# YOUR GOAL:
Look over the lines below. Report each one that includes the string "post".

● ● ●

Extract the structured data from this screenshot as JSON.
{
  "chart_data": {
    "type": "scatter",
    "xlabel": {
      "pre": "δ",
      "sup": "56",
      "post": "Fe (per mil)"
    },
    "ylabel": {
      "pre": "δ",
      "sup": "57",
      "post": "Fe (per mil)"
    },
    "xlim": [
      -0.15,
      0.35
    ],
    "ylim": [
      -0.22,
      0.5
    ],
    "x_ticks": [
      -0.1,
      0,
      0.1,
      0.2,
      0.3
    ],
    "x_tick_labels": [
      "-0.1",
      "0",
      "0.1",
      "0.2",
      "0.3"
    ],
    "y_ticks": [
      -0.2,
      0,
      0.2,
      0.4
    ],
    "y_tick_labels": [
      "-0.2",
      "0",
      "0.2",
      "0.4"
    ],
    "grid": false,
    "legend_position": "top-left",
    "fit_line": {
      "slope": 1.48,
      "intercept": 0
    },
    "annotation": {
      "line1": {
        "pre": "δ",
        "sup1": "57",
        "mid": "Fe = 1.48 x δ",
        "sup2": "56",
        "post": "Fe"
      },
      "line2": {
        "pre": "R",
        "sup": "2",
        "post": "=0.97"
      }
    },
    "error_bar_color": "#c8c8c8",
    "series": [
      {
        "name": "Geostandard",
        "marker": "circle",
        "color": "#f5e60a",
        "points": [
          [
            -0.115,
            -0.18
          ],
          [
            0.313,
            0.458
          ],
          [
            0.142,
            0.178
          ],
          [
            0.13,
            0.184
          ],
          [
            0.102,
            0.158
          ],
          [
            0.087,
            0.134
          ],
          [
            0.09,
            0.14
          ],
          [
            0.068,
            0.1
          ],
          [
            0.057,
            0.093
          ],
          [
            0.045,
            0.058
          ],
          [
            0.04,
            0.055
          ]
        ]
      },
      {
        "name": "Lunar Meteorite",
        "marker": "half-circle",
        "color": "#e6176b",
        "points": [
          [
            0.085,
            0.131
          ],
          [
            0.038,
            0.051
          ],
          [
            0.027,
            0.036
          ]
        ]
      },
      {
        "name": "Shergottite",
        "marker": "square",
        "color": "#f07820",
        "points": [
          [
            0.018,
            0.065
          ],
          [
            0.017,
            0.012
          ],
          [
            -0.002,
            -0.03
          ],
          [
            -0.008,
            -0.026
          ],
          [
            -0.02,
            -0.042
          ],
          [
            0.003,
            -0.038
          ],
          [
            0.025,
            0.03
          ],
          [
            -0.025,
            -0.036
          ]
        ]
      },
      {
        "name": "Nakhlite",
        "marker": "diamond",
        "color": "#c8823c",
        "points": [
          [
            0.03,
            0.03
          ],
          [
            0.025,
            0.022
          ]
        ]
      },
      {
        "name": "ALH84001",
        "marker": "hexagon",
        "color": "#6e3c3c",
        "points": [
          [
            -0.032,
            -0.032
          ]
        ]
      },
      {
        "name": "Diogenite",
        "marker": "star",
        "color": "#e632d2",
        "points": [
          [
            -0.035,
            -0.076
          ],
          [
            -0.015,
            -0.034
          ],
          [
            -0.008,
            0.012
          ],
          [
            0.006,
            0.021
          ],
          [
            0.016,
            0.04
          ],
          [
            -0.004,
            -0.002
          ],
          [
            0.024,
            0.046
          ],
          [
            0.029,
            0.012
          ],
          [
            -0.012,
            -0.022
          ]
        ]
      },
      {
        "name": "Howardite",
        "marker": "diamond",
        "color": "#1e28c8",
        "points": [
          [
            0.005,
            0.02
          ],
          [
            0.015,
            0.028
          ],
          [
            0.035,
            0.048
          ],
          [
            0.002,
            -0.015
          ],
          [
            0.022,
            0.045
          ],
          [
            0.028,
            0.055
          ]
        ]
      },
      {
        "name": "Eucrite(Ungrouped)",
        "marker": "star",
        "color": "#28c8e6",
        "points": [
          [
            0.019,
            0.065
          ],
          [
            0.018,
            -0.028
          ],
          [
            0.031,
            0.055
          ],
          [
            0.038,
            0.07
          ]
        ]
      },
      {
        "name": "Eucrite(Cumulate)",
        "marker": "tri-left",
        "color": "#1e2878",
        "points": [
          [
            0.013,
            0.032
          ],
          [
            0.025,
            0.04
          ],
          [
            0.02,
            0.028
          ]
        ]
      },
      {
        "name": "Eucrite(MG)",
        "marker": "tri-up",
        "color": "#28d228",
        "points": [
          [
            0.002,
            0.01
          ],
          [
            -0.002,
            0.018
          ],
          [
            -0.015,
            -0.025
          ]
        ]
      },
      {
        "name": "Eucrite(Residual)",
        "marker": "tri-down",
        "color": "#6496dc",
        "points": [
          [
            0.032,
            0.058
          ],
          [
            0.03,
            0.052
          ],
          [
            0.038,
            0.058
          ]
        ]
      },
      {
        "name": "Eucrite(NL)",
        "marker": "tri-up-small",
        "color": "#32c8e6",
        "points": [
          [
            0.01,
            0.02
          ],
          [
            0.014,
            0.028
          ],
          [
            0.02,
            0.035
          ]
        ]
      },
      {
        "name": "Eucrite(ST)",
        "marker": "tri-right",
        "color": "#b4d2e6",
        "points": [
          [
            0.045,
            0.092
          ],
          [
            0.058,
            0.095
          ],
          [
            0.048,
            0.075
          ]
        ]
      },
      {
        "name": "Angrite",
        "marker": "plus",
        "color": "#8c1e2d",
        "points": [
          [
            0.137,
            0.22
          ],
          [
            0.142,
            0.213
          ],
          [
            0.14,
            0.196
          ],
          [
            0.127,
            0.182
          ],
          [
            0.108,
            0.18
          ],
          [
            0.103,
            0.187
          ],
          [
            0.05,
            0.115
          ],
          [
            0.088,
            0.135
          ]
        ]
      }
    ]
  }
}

● ● ●

# RESPONSE TO THE EXERCISE:
      "post": "Fe (per mil)"
      "post": "Fe (per mil)"
        "post": "Fe"
        "post": "=0.97"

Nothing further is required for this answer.